Information provided:
________________
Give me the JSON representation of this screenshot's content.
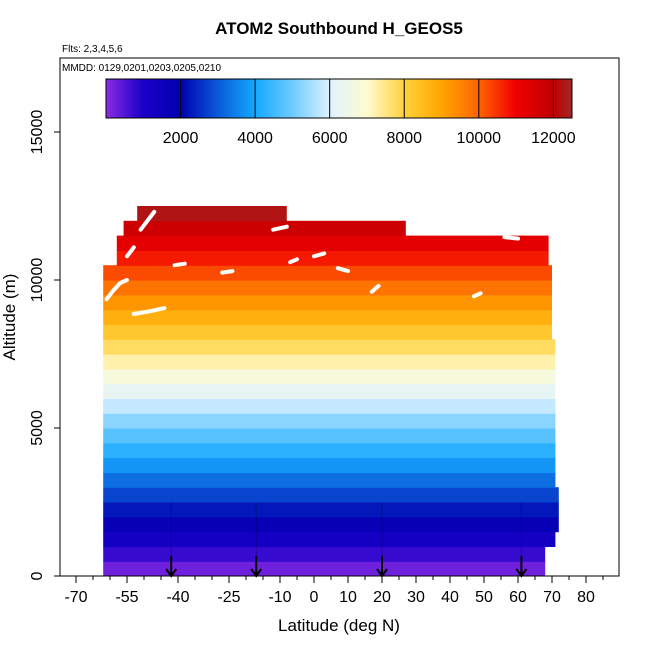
{
  "chart_data": {
    "type": "heatmap",
    "title": "ATOM2 Southbound H_GEOS5",
    "flights_note": "Flts: 2,3,4,5,6",
    "dates_note": "MMDD: 0129,0201,0203,0205,0210",
    "xlabel": "Latitude (deg N)",
    "ylabel": "Altitude (m)",
    "xlim": [
      -70,
      85
    ],
    "ylim": [
      0,
      17500
    ],
    "x_ticks": [
      -70,
      -55,
      -40,
      -25,
      -10,
      0,
      10,
      20,
      30,
      40,
      50,
      60,
      70,
      80
    ],
    "x_minor_ticks": [
      -65,
      -60,
      -50,
      -45,
      -35,
      -30,
      -20,
      -15,
      -5,
      5,
      15,
      25,
      35,
      45,
      55,
      65,
      75,
      85
    ],
    "x_tick_labels": [
      "-70",
      "-55",
      "-40",
      "-25",
      "-10",
      "0",
      "10",
      "20",
      "30",
      "40",
      "50",
      "60",
      "70",
      "80"
    ],
    "y_ticks": [
      0,
      5000,
      10000,
      15000
    ],
    "y_tick_labels": [
      "0",
      "5000",
      "10000",
      "15000"
    ],
    "colorbar": {
      "range": [
        0,
        12500
      ],
      "ticks": [
        2000,
        4000,
        6000,
        8000,
        10000,
        12000
      ],
      "tick_labels": [
        "2000",
        "4000",
        "6000",
        "8000",
        "10000",
        "12000"
      ],
      "color_stops": [
        {
          "v": 0,
          "c": "#8a2be2"
        },
        {
          "v": 1000,
          "c": "#1a00c8"
        },
        {
          "v": 2000,
          "c": "#0000b0"
        },
        {
          "v": 3000,
          "c": "#0a5ad8"
        },
        {
          "v": 4000,
          "c": "#14a8ff"
        },
        {
          "v": 5000,
          "c": "#6ecbff"
        },
        {
          "v": 6000,
          "c": "#dff2ff"
        },
        {
          "v": 7000,
          "c": "#fffbd0"
        },
        {
          "v": 8000,
          "c": "#ffd23c"
        },
        {
          "v": 9000,
          "c": "#ffa500"
        },
        {
          "v": 10000,
          "c": "#ff6400"
        },
        {
          "v": 11000,
          "c": "#f00000"
        },
        {
          "v": 12000,
          "c": "#c00000"
        },
        {
          "v": 12500,
          "c": "#a02828"
        }
      ]
    },
    "layers": [
      {
        "alt": 250,
        "x_min": -62,
        "x_max": 68
      },
      {
        "alt": 750,
        "x_min": -62,
        "x_max": 68
      },
      {
        "alt": 1250,
        "x_min": -62,
        "x_max": 71
      },
      {
        "alt": 1750,
        "x_min": -62,
        "x_max": 72
      },
      {
        "alt": 2250,
        "x_min": -62,
        "x_max": 72
      },
      {
        "alt": 2750,
        "x_min": -62,
        "x_max": 72
      },
      {
        "alt": 3250,
        "x_min": -62,
        "x_max": 71
      },
      {
        "alt": 3750,
        "x_min": -62,
        "x_max": 71
      },
      {
        "alt": 4250,
        "x_min": -62,
        "x_max": 71
      },
      {
        "alt": 4750,
        "x_min": -62,
        "x_max": 71
      },
      {
        "alt": 5250,
        "x_min": -62,
        "x_max": 71
      },
      {
        "alt": 5750,
        "x_min": -62,
        "x_max": 71
      },
      {
        "alt": 6250,
        "x_min": -62,
        "x_max": 71
      },
      {
        "alt": 6750,
        "x_min": -62,
        "x_max": 71
      },
      {
        "alt": 7250,
        "x_min": -62,
        "x_max": 71
      },
      {
        "alt": 7750,
        "x_min": -62,
        "x_max": 71
      },
      {
        "alt": 8250,
        "x_min": -62,
        "x_max": 70
      },
      {
        "alt": 8750,
        "x_min": -62,
        "x_max": 70
      },
      {
        "alt": 9250,
        "x_min": -62,
        "x_max": 70
      },
      {
        "alt": 9750,
        "x_min": -62,
        "x_max": 70
      },
      {
        "alt": 10250,
        "x_min": -62,
        "x_max": 70
      },
      {
        "alt": 10750,
        "x_min": -58,
        "x_max": 69
      },
      {
        "alt": 11250,
        "x_min": -58,
        "x_max": 69
      },
      {
        "alt": 11750,
        "x_min": -56,
        "x_max": 27
      },
      {
        "alt": 12250,
        "x_min": -52,
        "x_max": -8
      }
    ],
    "flight_track_segments": [
      [
        [
          -61,
          9350
        ],
        [
          -59,
          9650
        ],
        [
          -57,
          9900
        ],
        [
          -55,
          10000
        ]
      ],
      [
        [
          -53,
          8850
        ],
        [
          -48,
          8950
        ],
        [
          -44,
          9050
        ]
      ],
      [
        [
          -55,
          10800
        ],
        [
          -53,
          11100
        ]
      ],
      [
        [
          -51,
          11700
        ],
        [
          -49,
          12000
        ],
        [
          -47,
          12300
        ]
      ],
      [
        [
          -41,
          10500
        ],
        [
          -38,
          10550
        ]
      ],
      [
        [
          -27,
          10250
        ],
        [
          -24,
          10300
        ]
      ],
      [
        [
          -12,
          11700
        ],
        [
          -8,
          11800
        ]
      ],
      [
        [
          -7,
          10600
        ],
        [
          -5,
          10700
        ]
      ],
      [
        [
          0,
          10800
        ],
        [
          3,
          10900
        ]
      ],
      [
        [
          7,
          10400
        ],
        [
          10,
          10300
        ]
      ],
      [
        [
          17,
          9600
        ],
        [
          19,
          9800
        ]
      ],
      [
        [
          56,
          11450
        ],
        [
          60,
          11400
        ]
      ],
      [
        [
          47,
          9450
        ],
        [
          49,
          9550
        ]
      ]
    ],
    "vertical_profiles_lat": [
      -42,
      -17,
      20,
      61
    ],
    "arrow_lat": [
      -42,
      -17,
      20,
      61
    ]
  }
}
________________
Stated exercise:
Repeat the entries exactly and keep the pictures out of the copy.

Reply to the exercise:
Give me the JSON representation of this screenshot's content.
{
  "chart_data": {
    "type": "heatmap",
    "title": "ATOM2 Southbound H_GEOS5",
    "flights_note": "Flts: 2,3,4,5,6",
    "dates_note": "MMDD: 0129,0201,0203,0205,0210",
    "xlabel": "Latitude (deg N)",
    "ylabel": "Altitude (m)",
    "xlim": [
      -70,
      85
    ],
    "ylim": [
      0,
      17500
    ],
    "x_ticks": [
      -70,
      -55,
      -40,
      -25,
      -10,
      0,
      10,
      20,
      30,
      40,
      50,
      60,
      70,
      80
    ],
    "x_minor_ticks": [
      -65,
      -60,
      -50,
      -45,
      -35,
      -30,
      -20,
      -15,
      -5,
      5,
      15,
      25,
      35,
      45,
      55,
      65,
      75,
      85
    ],
    "x_tick_labels": [
      "-70",
      "-55",
      "-40",
      "-25",
      "-10",
      "0",
      "10",
      "20",
      "30",
      "40",
      "50",
      "60",
      "70",
      "80"
    ],
    "y_ticks": [
      0,
      5000,
      10000,
      15000
    ],
    "y_tick_labels": [
      "0",
      "5000",
      "10000",
      "15000"
    ],
    "colorbar": {
      "range": [
        0,
        12500
      ],
      "ticks": [
        2000,
        4000,
        6000,
        8000,
        10000,
        12000
      ],
      "tick_labels": [
        "2000",
        "4000",
        "6000",
        "8000",
        "10000",
        "12000"
      ],
      "color_stops": [
        {
          "v": 0,
          "c": "#8a2be2"
        },
        {
          "v": 1000,
          "c": "#1a00c8"
        },
        {
          "v": 2000,
          "c": "#0000b0"
        },
        {
          "v": 3000,
          "c": "#0a5ad8"
        },
        {
          "v": 4000,
          "c": "#14a8ff"
        },
        {
          "v": 5000,
          "c": "#6ecbff"
        },
        {
          "v": 6000,
          "c": "#dff2ff"
        },
        {
          "v": 7000,
          "c": "#fffbd0"
        },
        {
          "v": 8000,
          "c": "#ffd23c"
        },
        {
          "v": 9000,
          "c": "#ffa500"
        },
        {
          "v": 10000,
          "c": "#ff6400"
        },
        {
          "v": 11000,
          "c": "#f00000"
        },
        {
          "v": 12000,
          "c": "#c00000"
        },
        {
          "v": 12500,
          "c": "#a02828"
        }
      ]
    },
    "layers": [
      {
        "alt": 250,
        "x_min": -62,
        "x_max": 68
      },
      {
        "alt": 750,
        "x_min": -62,
        "x_max": 68
      },
      {
        "alt": 1250,
        "x_min": -62,
        "x_max": 71
      },
      {
        "alt": 1750,
        "x_min": -62,
        "x_max": 72
      },
      {
        "alt": 2250,
        "x_min": -62,
        "x_max": 72
      },
      {
        "alt": 2750,
        "x_min": -62,
        "x_max": 72
      },
      {
        "alt": 3250,
        "x_min": -62,
        "x_max": 71
      },
      {
        "alt": 3750,
        "x_min": -62,
        "x_max": 71
      },
      {
        "alt": 4250,
        "x_min": -62,
        "x_max": 71
      },
      {
        "alt": 4750,
        "x_min": -62,
        "x_max": 71
      },
      {
        "alt": 5250,
        "x_min": -62,
        "x_max": 71
      },
      {
        "alt": 5750,
        "x_min": -62,
        "x_max": 71
      },
      {
        "alt": 6250,
        "x_min": -62,
        "x_max": 71
      },
      {
        "alt": 6750,
        "x_min": -62,
        "x_max": 71
      },
      {
        "alt": 7250,
        "x_min": -62,
        "x_max": 71
      },
      {
        "alt": 7750,
        "x_min": -62,
        "x_max": 71
      },
      {
        "alt": 8250,
        "x_min": -62,
        "x_max": 70
      },
      {
        "alt": 8750,
        "x_min": -62,
        "x_max": 70
      },
      {
        "alt": 9250,
        "x_min": -62,
        "x_max": 70
      },
      {
        "alt": 9750,
        "x_min": -62,
        "x_max": 70
      },
      {
        "alt": 10250,
        "x_min": -62,
        "x_max": 70
      },
      {
        "alt": 10750,
        "x_min": -58,
        "x_max": 69
      },
      {
        "alt": 11250,
        "x_min": -58,
        "x_max": 69
      },
      {
        "alt": 11750,
        "x_min": -56,
        "x_max": 27
      },
      {
        "alt": 12250,
        "x_min": -52,
        "x_max": -8
      }
    ],
    "flight_track_segments": [
      [
        [
          -61,
          9350
        ],
        [
          -59,
          9650
        ],
        [
          -57,
          9900
        ],
        [
          -55,
          10000
        ]
      ],
      [
        [
          -53,
          8850
        ],
        [
          -48,
          8950
        ],
        [
          -44,
          9050
        ]
      ],
      [
        [
          -55,
          10800
        ],
        [
          -53,
          11100
        ]
      ],
      [
        [
          -51,
          11700
        ],
        [
          -49,
          12000
        ],
        [
          -47,
          12300
        ]
      ],
      [
        [
          -41,
          10500
        ],
        [
          -38,
          10550
        ]
      ],
      [
        [
          -27,
          10250
        ],
        [
          -24,
          10300
        ]
      ],
      [
        [
          -12,
          11700
        ],
        [
          -8,
          11800
        ]
      ],
      [
        [
          -7,
          10600
        ],
        [
          -5,
          10700
        ]
      ],
      [
        [
          0,
          10800
        ],
        [
          3,
          10900
        ]
      ],
      [
        [
          7,
          10400
        ],
        [
          10,
          10300
        ]
      ],
      [
        [
          17,
          9600
        ],
        [
          19,
          9800
        ]
      ],
      [
        [
          56,
          11450
        ],
        [
          60,
          11400
        ]
      ],
      [
        [
          47,
          9450
        ],
        [
          49,
          9550
        ]
      ]
    ],
    "vertical_profiles_lat": [
      -42,
      -17,
      20,
      61
    ],
    "arrow_lat": [
      -42,
      -17,
      20,
      61
    ]
  }
}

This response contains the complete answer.